Aim of the task:
Copy out each line of the data holding "医疗消毒供应中心基本标准".

Given data:
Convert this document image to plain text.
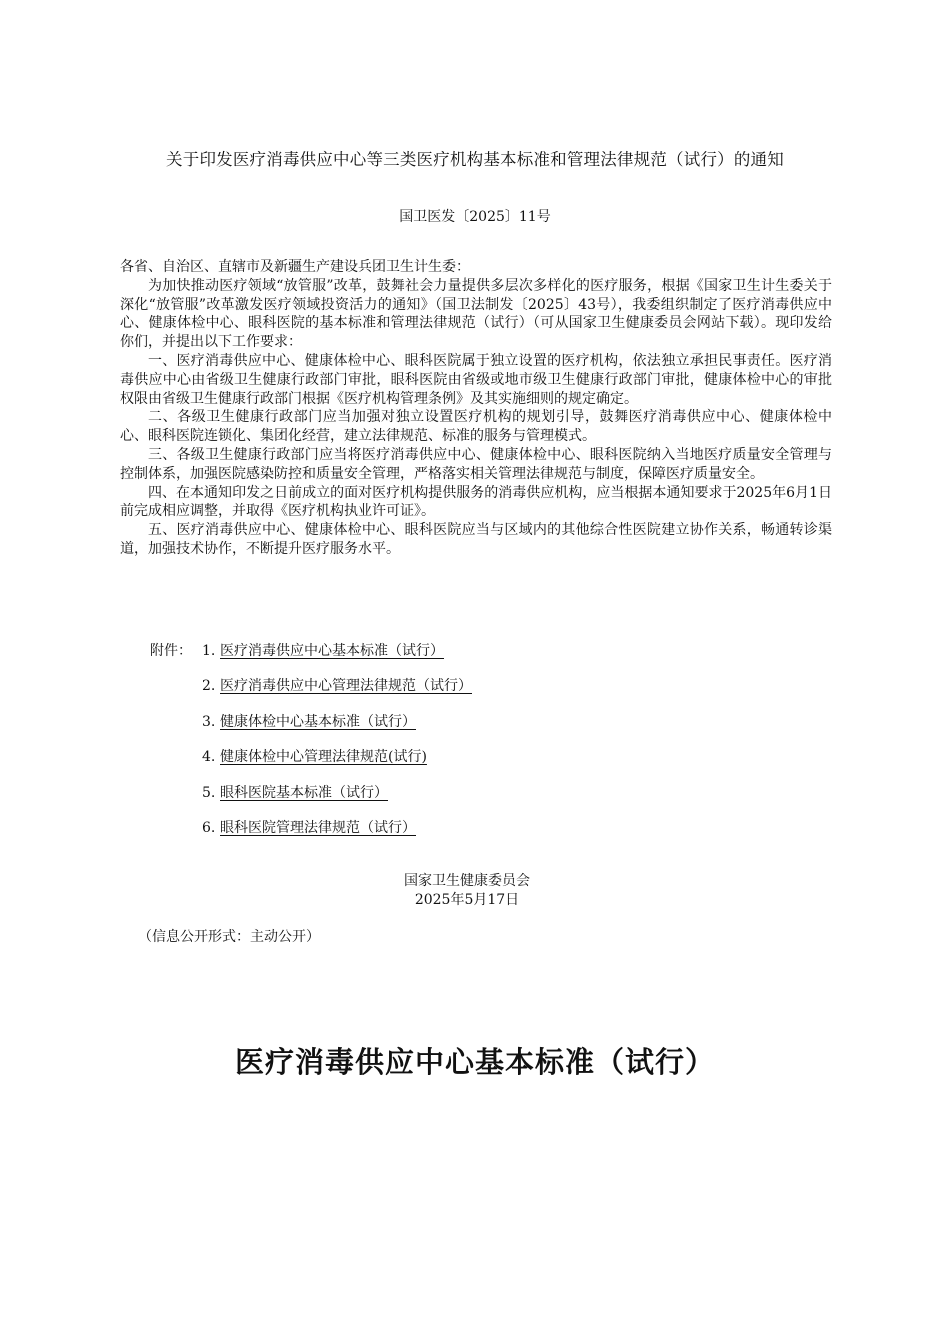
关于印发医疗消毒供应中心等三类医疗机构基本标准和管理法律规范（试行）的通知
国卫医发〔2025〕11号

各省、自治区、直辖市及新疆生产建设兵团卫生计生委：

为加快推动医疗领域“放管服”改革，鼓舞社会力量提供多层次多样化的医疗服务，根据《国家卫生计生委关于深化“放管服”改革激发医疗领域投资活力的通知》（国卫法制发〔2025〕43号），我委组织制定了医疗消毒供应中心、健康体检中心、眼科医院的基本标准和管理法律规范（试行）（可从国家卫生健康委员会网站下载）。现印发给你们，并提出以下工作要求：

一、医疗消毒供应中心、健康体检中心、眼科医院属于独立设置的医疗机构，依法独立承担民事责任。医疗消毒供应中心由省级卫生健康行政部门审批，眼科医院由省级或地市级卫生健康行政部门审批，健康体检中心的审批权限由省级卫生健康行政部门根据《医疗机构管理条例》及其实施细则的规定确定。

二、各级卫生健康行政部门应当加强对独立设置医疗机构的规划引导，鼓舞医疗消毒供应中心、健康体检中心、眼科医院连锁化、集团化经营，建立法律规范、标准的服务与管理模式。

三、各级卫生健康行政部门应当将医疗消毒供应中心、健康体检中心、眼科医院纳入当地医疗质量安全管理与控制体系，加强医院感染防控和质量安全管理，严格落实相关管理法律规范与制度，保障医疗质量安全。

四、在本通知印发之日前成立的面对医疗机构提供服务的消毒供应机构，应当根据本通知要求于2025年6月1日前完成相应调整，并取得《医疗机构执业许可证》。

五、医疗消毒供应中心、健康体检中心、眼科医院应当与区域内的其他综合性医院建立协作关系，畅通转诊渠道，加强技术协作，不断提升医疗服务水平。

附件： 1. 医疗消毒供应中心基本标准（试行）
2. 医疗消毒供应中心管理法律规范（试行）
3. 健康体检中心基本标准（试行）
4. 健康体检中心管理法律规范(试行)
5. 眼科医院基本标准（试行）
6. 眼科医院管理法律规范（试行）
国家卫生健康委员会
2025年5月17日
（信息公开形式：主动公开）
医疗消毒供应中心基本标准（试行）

Correct answer:
附件： 1. 医疗消毒供应中心基本标准（试行）
医疗消毒供应中心基本标准（试行）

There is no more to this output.